Dataset items
══════════

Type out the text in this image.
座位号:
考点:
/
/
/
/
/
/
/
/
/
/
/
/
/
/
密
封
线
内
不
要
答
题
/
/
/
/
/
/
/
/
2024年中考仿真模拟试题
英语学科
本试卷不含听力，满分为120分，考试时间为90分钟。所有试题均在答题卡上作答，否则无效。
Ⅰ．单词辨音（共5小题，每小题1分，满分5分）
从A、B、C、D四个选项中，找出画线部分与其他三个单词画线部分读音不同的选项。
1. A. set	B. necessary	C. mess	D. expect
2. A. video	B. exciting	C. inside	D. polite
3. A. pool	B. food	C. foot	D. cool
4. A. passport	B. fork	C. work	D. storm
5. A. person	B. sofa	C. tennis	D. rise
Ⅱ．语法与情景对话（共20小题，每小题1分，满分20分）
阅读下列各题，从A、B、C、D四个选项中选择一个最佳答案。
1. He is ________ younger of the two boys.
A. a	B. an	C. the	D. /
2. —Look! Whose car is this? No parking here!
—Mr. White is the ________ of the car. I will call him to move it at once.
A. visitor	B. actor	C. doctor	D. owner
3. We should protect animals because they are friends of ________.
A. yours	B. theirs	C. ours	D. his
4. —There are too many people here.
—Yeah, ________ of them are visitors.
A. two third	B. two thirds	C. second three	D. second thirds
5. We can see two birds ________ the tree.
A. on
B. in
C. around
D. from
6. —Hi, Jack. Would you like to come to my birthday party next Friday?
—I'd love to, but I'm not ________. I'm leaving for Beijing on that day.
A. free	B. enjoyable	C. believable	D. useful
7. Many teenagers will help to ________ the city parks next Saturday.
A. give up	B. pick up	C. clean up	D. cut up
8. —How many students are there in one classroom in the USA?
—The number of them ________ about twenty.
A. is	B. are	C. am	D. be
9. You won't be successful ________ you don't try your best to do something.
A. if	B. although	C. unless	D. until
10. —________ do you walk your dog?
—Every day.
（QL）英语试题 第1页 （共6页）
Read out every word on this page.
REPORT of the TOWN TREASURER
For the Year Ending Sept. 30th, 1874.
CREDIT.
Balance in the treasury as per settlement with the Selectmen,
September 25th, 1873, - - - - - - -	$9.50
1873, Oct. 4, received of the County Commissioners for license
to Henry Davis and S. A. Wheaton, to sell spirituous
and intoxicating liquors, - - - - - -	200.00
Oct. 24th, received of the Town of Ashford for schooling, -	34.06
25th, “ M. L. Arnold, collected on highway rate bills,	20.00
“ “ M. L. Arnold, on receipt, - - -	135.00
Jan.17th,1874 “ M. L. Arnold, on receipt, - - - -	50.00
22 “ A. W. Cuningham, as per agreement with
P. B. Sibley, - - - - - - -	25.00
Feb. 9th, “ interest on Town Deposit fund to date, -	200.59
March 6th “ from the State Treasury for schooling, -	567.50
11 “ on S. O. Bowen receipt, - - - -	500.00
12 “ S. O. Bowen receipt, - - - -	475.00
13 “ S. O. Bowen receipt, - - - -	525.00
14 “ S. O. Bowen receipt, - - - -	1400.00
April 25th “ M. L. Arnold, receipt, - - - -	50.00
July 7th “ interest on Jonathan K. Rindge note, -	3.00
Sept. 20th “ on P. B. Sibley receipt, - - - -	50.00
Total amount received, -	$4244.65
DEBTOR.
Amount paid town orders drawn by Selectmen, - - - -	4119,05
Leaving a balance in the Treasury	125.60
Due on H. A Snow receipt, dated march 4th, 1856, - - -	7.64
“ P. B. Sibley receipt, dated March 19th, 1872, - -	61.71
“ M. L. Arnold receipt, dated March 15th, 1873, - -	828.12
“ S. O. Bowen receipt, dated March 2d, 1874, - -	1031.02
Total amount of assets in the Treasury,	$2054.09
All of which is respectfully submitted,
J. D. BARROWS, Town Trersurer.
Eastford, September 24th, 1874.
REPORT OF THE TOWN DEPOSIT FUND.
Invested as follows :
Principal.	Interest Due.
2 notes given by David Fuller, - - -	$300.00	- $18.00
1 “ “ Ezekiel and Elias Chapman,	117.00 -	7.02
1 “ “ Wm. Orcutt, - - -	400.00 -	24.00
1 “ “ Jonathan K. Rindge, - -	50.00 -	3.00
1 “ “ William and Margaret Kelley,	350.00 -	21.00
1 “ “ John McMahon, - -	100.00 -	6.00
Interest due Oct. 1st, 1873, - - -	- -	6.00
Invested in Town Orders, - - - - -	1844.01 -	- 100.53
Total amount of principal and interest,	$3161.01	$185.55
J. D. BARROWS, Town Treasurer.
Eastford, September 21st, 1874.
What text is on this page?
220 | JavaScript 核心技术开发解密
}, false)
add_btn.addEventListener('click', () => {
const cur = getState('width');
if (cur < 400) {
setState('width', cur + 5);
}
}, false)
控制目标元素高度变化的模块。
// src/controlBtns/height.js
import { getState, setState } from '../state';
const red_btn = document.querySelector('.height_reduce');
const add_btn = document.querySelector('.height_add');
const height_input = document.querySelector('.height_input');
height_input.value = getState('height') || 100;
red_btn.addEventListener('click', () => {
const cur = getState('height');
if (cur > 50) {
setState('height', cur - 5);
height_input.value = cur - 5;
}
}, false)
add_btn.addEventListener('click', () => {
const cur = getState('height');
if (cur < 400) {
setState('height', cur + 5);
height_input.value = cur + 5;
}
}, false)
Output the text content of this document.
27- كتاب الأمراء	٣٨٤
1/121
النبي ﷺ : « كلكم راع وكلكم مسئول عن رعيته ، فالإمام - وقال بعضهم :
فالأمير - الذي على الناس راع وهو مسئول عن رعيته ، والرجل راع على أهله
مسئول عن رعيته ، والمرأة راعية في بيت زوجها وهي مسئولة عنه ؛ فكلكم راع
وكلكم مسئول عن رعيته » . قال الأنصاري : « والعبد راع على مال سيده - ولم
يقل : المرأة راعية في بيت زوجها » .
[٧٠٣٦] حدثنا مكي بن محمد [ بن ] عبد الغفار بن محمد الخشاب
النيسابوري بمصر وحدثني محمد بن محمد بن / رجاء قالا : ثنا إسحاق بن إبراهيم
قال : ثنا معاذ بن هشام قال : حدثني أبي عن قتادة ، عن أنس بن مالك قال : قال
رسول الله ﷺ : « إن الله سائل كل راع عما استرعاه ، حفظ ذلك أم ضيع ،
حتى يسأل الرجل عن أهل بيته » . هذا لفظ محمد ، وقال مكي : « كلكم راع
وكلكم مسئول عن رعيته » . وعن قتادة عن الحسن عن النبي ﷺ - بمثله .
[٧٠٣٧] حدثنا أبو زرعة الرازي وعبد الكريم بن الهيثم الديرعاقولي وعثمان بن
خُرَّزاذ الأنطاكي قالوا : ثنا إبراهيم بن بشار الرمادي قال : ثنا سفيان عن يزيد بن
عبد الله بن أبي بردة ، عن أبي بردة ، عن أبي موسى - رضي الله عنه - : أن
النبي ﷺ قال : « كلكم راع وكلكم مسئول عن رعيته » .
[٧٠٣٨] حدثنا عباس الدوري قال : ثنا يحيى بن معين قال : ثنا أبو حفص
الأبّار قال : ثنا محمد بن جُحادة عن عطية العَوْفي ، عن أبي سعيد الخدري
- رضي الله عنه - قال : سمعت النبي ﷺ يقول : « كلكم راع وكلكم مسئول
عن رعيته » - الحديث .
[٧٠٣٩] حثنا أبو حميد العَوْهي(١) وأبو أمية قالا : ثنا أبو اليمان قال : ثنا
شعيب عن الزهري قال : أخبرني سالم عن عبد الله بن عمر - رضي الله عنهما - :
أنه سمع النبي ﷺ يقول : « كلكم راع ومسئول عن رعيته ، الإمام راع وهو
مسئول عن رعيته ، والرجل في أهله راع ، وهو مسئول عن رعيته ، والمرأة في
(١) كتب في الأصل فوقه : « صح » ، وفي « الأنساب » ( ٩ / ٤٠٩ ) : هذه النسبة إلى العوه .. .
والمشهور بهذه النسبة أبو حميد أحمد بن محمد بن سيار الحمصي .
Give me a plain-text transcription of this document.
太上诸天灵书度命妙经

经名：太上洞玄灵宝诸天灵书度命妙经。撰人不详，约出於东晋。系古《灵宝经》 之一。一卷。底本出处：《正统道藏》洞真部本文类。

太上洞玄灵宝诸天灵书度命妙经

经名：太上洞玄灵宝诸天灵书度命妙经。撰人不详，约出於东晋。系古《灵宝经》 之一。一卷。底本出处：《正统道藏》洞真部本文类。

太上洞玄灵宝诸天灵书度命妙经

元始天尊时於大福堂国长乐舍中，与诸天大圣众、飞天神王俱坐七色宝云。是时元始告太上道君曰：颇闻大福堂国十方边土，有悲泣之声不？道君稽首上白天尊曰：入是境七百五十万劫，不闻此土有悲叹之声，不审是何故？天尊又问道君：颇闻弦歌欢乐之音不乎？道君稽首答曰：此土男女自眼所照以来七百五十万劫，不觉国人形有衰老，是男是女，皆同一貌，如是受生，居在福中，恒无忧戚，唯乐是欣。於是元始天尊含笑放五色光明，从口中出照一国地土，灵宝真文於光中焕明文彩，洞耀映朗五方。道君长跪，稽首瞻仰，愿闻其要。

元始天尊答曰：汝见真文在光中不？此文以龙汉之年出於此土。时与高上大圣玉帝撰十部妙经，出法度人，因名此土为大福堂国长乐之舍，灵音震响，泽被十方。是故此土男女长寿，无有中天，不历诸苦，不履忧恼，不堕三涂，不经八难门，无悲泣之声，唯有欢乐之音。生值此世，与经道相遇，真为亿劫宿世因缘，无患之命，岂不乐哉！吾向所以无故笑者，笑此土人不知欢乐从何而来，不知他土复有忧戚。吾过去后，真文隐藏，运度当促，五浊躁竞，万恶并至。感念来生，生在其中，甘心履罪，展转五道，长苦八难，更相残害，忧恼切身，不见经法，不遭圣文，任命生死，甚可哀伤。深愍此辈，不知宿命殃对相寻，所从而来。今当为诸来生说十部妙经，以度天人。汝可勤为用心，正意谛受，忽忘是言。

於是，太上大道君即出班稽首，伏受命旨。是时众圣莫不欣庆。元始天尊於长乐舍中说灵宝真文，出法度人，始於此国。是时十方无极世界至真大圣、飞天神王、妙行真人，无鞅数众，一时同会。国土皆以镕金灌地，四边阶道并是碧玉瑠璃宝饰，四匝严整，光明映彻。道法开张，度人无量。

══════════

TASK STATEMENT
How many of the lines above include the string "Arnold"? Reply with the number by itself.

COMPLETE OUTPUT
5